-- To do --
Recast the entries from the line containing "For every button, label, input, icon, or" down to the line containing "stat-value: 12-18: [119, 567, 493, 711]", both included, as a Markdown table with the columns Row and Entry, numbering each row and omitting blank lines and pictures.

[begin Data to process]

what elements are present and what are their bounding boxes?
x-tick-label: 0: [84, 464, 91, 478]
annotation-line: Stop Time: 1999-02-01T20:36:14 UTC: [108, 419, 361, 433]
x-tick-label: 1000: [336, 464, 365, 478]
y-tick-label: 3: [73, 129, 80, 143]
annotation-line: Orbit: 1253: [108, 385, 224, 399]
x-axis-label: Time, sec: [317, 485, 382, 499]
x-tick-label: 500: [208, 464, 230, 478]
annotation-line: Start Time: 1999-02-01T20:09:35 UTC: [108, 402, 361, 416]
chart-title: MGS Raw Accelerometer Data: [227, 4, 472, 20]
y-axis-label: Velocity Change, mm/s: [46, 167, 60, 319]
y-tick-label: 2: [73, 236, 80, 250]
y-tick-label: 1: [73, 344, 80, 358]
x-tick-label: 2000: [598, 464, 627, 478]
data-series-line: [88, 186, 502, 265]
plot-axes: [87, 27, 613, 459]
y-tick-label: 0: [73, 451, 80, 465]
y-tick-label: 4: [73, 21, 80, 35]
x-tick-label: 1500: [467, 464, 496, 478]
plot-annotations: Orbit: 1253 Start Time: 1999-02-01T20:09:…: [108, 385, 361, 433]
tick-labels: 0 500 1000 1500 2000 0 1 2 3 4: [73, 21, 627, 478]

[end Data to process]
[begin Data to process]

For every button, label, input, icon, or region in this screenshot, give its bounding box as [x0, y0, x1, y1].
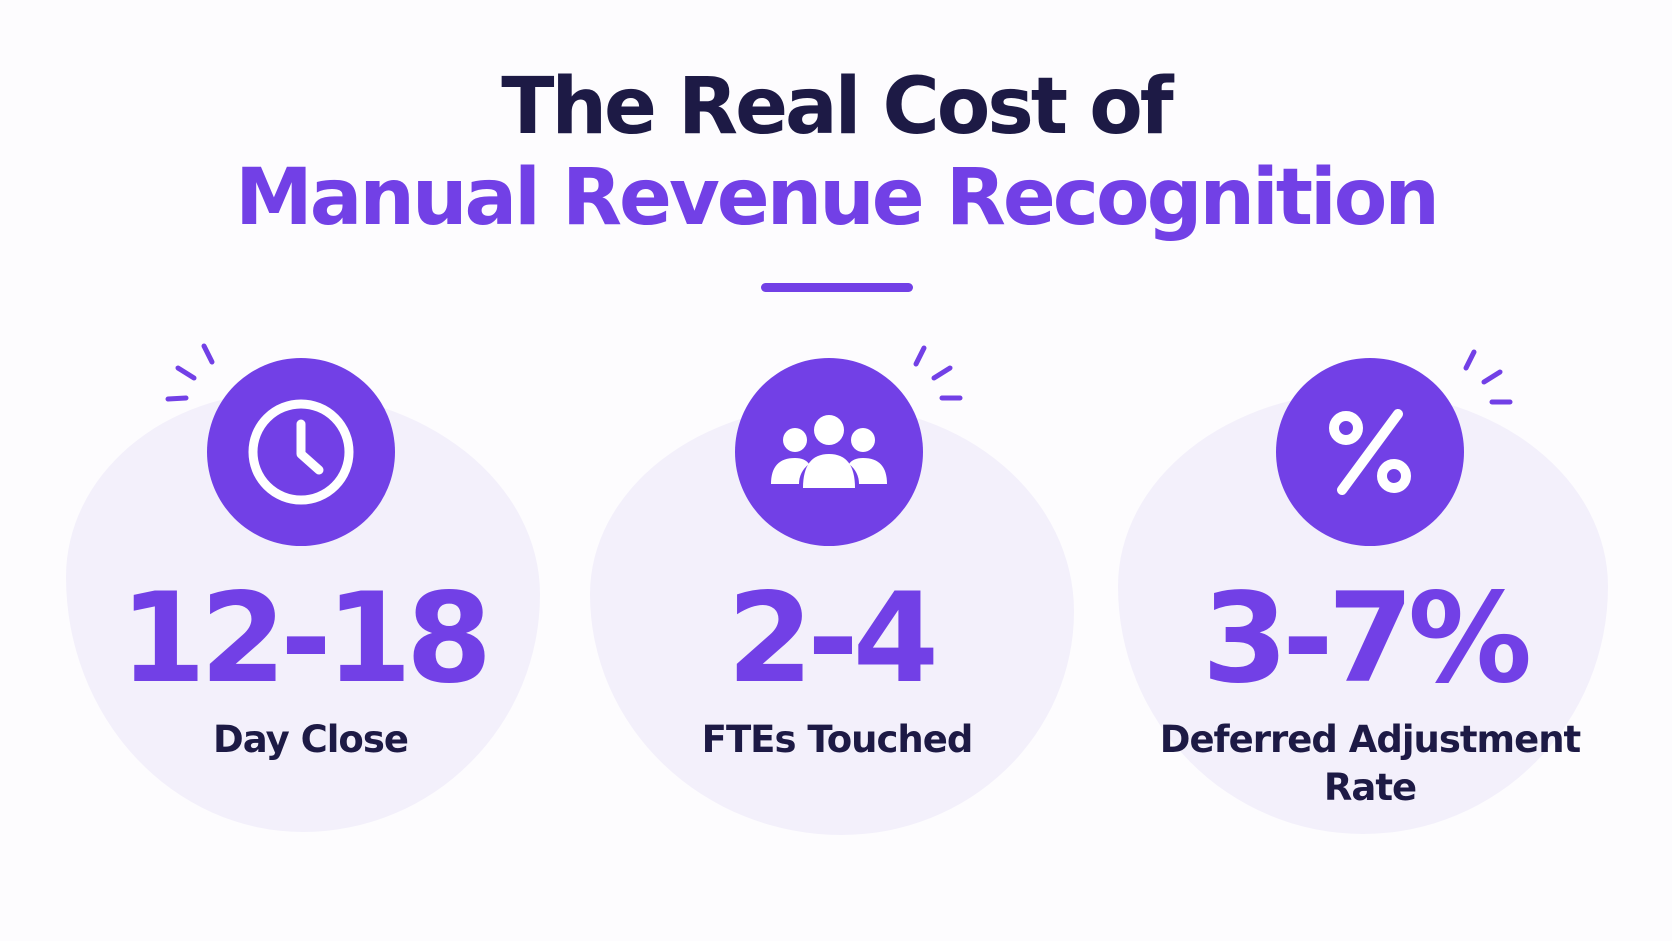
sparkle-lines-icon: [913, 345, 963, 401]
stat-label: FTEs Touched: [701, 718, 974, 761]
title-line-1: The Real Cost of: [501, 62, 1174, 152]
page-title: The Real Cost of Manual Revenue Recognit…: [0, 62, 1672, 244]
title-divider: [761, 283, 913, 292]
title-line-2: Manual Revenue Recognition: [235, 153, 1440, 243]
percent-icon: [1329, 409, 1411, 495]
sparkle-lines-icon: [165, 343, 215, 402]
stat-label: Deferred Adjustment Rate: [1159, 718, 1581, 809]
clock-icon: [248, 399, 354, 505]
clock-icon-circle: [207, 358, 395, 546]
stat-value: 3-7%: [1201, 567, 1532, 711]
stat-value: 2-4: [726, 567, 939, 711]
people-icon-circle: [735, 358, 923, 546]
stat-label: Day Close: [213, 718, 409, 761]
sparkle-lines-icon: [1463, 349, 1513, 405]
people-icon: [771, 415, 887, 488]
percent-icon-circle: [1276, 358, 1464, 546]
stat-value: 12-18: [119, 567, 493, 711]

[end Data to process]

-- Finished exercise --
| Row | Entry |
|---|---|
| 1 | For every button, label, input, icon, or region in this screenshot, give its bounding box as [x0, y0, x1, y1]. |
| 2 | sparkle-lines-icon: [913, 345, 963, 401] |
| 3 | stat-label: FTEs Touched: [701, 718, 974, 761] |
| 4 | title-line-1: The Real Cost of: [501, 62, 1174, 152] |
| 5 | page-title: The Real Cost of Manual Revenue Recognit…: [0, 62, 1672, 244] |
| 6 | title-divider: [761, 283, 913, 292] |
| 7 | title-line-2: Manual Revenue Recognition: [235, 153, 1440, 243] |
| 8 | percent-icon: [1329, 409, 1411, 495] |
| 9 | sparkle-lines-icon: [165, 343, 215, 402] |
| 10 | stat-label: Deferred Adjustment Rate: [1159, 718, 1581, 809] |
| 11 | clock-icon: [248, 399, 354, 505] |
| 12 | clock-icon-circle: [207, 358, 395, 546] |
| 13 | stat-value: 3-7%: [1201, 567, 1532, 711] |
| 14 | stat-value: 2-4: [726, 567, 939, 711] |
| 15 | people-icon-circle: [735, 358, 923, 546] |
| 16 | stat-label: Day Close: [213, 718, 409, 761] |
| 17 | sparkle-lines-icon: [1463, 349, 1513, 405] |
| 18 | people-icon: [771, 415, 887, 488] |
| 19 | percent-icon-circle: [1276, 358, 1464, 546] |
| 20 | stat-value: 12-18: [119, 567, 493, 711] |